=== PROBLEM DETAILS ===
Copy out the entries below in full and exactly.
## Start RECORDS FOR THE EXERCISE
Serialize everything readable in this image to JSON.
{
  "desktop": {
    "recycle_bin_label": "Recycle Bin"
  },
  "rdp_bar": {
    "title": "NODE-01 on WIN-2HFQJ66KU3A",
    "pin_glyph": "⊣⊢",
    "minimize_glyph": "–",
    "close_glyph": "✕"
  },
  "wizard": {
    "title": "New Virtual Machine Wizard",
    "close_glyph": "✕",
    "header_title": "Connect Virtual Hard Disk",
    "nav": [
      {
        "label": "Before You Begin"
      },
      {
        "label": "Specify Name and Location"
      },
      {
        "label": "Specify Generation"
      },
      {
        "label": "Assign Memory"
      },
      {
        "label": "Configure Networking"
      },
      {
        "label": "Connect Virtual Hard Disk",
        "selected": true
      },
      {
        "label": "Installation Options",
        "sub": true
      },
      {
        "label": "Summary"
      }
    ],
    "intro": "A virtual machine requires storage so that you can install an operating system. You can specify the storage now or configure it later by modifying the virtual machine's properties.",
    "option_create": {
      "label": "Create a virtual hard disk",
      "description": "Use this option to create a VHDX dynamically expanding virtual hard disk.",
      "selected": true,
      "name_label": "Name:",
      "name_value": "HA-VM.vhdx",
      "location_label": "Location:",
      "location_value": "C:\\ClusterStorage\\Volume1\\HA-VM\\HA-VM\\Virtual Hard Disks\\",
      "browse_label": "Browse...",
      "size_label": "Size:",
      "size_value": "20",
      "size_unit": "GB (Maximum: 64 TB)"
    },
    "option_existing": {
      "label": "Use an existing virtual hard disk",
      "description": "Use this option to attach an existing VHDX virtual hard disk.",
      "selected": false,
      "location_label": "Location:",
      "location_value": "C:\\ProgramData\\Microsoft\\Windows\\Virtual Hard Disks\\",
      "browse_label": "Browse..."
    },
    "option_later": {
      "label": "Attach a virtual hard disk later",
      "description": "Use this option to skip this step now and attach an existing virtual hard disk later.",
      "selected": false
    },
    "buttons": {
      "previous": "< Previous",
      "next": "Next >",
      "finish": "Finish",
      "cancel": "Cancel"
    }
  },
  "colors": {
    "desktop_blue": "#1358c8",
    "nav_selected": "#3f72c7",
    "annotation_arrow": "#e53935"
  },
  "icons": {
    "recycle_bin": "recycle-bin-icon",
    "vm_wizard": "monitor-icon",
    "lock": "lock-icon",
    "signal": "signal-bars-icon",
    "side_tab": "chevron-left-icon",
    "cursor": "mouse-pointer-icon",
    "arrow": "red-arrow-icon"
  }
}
## End RECORDS FOR THE EXERCISE
=== IN RESPONSE ===
Serialize everything readable in this image to JSON.
{
  "desktop": {
    "recycle_bin_label": "Recycle Bin"
  },
  "rdp_bar": {
    "title": "NODE-01 on WIN-2HFQJ66KU3A",
    "pin_glyph": "⊣⊢",
    "minimize_glyph": "–",
    "close_glyph": "✕"
  },
  "wizard": {
    "title": "New Virtual Machine Wizard",
    "close_glyph": "✕",
    "header_title": "Connect Virtual Hard Disk",
    "nav": [
      {
        "label": "Before You Begin"
      },
      {
        "label": "Specify Name and Location"
      },
      {
        "label": "Specify Generation"
      },
      {
        "label": "Assign Memory"
      },
      {
        "label": "Configure Networking"
      },
      {
        "label": "Connect Virtual Hard Disk",
        "selected": true
      },
      {
        "label": "Installation Options",
        "sub": true
      },
      {
        "label": "Summary"
      }
    ],
    "intro": "A virtual machine requires storage so that you can install an operating system. You can specify the storage now or configure it later by modifying the virtual machine's properties.",
    "option_create": {
      "label": "Create a virtual hard disk",
      "description": "Use this option to create a VHDX dynamically expanding virtual hard disk.",
      "selected": true,
      "name_label": "Name:",
      "name_value": "HA-VM.vhdx",
      "location_label": "Location:",
      "location_value": "C:\\ClusterStorage\\Volume1\\HA-VM\\HA-VM\\Virtual Hard Disks\\",
      "browse_label": "Browse...",
      "size_label": "Size:",
      "size_value": "20",
      "size_unit": "GB (Maximum: 64 TB)"
    },
    "option_existing": {
      "label": "Use an existing virtual hard disk",
      "description": "Use this option to attach an existing VHDX virtual hard disk.",
      "selected": false,
      "location_label": "Location:",
      "location_value": "C:\\ProgramData\\Microsoft\\Windows\\Virtual Hard Disks\\",
      "browse_label": "Browse..."
    },
    "option_later": {
      "label": "Attach a virtual hard disk later",
      "description": "Use this option to skip this step now and attach an existing virtual hard disk later.",
      "selected": false
    },
    "buttons": {
      "previous": "< Previous",
      "next": "Next >",
      "finish": "Finish",
      "cancel": "Cancel"
    }
  },
  "colors": {
    "desktop_blue": "#1358c8",
    "nav_selected": "#3f72c7",
    "annotation_arrow": "#e53935"
  },
  "icons": {
    "recycle_bin": "recycle-bin-icon",
    "vm_wizard": "monitor-icon",
    "lock": "lock-icon",
    "signal": "signal-bars-icon",
    "side_tab": "chevron-left-icon",
    "cursor": "mouse-pointer-icon",
    "arrow": "red-arrow-icon"
  }
}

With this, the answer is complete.